TO BE DONE →
Select from the data all lines with the word "Советский".

MATERIALS PROVIDED →

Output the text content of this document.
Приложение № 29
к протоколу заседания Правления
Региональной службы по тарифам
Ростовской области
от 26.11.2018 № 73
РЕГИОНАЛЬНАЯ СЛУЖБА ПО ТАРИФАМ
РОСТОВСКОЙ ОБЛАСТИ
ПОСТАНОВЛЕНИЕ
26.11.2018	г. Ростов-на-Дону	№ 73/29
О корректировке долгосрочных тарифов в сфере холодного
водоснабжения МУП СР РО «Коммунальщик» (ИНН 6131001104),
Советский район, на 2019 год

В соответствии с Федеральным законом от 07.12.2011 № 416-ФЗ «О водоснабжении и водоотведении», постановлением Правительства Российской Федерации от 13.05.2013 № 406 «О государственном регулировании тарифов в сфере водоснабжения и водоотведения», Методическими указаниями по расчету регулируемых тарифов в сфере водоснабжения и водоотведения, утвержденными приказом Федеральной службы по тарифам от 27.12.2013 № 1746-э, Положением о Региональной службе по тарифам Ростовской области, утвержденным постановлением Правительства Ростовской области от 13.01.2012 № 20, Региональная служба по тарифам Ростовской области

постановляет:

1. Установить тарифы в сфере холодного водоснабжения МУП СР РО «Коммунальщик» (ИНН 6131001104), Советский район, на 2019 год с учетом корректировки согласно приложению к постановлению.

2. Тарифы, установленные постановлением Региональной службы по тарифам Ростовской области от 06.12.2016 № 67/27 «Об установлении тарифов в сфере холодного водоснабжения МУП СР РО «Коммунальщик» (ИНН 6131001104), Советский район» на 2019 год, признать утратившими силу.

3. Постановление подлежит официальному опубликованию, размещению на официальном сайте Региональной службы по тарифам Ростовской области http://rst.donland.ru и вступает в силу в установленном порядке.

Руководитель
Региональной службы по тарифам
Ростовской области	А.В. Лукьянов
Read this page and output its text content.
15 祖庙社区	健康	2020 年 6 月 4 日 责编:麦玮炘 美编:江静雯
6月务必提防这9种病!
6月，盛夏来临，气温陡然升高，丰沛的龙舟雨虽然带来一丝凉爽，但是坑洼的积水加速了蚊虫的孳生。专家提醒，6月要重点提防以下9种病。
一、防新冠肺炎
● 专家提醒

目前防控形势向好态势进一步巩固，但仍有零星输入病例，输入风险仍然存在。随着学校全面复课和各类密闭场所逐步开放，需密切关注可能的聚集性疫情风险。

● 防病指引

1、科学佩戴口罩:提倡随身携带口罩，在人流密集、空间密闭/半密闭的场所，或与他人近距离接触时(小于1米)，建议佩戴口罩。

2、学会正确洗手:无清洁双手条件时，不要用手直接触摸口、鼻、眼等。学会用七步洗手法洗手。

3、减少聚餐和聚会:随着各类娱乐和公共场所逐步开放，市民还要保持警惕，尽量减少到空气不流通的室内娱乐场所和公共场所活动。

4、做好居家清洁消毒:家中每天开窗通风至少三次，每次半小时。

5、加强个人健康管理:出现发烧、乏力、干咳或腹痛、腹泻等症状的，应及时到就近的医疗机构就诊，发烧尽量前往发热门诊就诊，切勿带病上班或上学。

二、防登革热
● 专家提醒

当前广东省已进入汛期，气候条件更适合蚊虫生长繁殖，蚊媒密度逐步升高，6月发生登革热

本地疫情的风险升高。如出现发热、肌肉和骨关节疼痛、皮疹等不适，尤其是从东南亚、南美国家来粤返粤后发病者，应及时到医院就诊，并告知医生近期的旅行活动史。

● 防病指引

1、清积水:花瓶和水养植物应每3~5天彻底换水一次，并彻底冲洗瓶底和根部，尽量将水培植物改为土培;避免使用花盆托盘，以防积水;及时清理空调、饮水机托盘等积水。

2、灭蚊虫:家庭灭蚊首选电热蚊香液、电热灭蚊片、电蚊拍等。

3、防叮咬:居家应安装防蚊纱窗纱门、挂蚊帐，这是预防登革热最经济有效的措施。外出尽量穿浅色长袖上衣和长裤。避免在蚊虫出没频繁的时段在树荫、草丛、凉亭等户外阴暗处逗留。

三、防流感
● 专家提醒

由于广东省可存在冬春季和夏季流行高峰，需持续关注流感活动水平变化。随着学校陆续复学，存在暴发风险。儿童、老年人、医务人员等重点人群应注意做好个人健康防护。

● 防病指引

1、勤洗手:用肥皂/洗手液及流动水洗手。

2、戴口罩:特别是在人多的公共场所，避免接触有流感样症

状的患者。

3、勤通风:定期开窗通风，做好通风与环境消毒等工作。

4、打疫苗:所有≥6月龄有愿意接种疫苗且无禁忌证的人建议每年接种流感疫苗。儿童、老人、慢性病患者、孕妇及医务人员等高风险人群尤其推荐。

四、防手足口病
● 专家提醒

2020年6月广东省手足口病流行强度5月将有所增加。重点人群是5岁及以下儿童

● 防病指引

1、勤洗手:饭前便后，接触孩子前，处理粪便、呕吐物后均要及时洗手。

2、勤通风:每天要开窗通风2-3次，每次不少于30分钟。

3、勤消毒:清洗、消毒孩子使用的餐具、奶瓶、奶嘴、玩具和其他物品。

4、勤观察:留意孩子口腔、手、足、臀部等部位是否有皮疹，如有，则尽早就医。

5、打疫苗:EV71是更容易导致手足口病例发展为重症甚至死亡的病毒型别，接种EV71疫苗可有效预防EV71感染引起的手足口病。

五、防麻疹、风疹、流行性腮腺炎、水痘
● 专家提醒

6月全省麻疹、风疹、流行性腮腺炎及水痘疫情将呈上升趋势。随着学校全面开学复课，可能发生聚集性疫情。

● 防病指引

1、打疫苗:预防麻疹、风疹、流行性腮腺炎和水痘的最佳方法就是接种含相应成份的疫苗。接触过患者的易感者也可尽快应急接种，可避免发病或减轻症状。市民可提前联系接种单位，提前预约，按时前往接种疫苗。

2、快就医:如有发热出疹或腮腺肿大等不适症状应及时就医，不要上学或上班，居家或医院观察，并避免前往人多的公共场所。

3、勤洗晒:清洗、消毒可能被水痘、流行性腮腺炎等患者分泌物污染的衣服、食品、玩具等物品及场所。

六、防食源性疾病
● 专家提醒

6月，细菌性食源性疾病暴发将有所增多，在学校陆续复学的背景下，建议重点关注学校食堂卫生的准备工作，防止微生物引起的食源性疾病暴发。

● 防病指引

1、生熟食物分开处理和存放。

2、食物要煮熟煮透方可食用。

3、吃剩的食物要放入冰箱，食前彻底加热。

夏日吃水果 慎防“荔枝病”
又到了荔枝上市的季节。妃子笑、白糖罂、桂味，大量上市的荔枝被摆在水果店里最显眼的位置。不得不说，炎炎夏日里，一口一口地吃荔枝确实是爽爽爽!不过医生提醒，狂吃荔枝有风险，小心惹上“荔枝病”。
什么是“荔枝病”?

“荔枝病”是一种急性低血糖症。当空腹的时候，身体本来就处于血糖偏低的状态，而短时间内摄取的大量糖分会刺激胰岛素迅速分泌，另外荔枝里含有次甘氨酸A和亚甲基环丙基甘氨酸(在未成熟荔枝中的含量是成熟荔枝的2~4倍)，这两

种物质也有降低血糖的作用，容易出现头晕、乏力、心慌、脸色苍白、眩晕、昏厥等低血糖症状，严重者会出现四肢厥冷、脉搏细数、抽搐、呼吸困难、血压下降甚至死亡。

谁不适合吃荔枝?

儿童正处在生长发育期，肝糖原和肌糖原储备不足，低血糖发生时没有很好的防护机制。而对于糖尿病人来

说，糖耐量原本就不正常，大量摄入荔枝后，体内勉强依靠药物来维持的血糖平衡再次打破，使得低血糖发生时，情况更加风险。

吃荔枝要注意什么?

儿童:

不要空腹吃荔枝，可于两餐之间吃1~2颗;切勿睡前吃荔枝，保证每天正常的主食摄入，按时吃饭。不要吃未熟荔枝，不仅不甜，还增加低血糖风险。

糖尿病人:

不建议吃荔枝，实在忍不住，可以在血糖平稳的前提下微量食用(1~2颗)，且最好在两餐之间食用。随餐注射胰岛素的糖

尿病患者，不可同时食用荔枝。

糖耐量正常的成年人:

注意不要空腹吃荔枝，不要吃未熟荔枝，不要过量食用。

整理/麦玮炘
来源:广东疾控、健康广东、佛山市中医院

FINISHED ANSWER →
Советский район, на 2019 год
1. Установить тарифы в сфере холодного водоснабжения МУП СР РО «Коммунальщик» (ИНН 6131001104), Советский район, на 2019 год с учетом корректировки согласно приложению к постановлению.
2. Тарифы, установленные постановлением Региональной службы по тарифам Ростовской области от 06.12.2016 № 67/27 «Об установлении тарифов в сфере холодного водоснабжения МУП СР РО «Коммунальщик» (ИНН 6131001104), Советский район» на 2019 год, признать утратившими силу.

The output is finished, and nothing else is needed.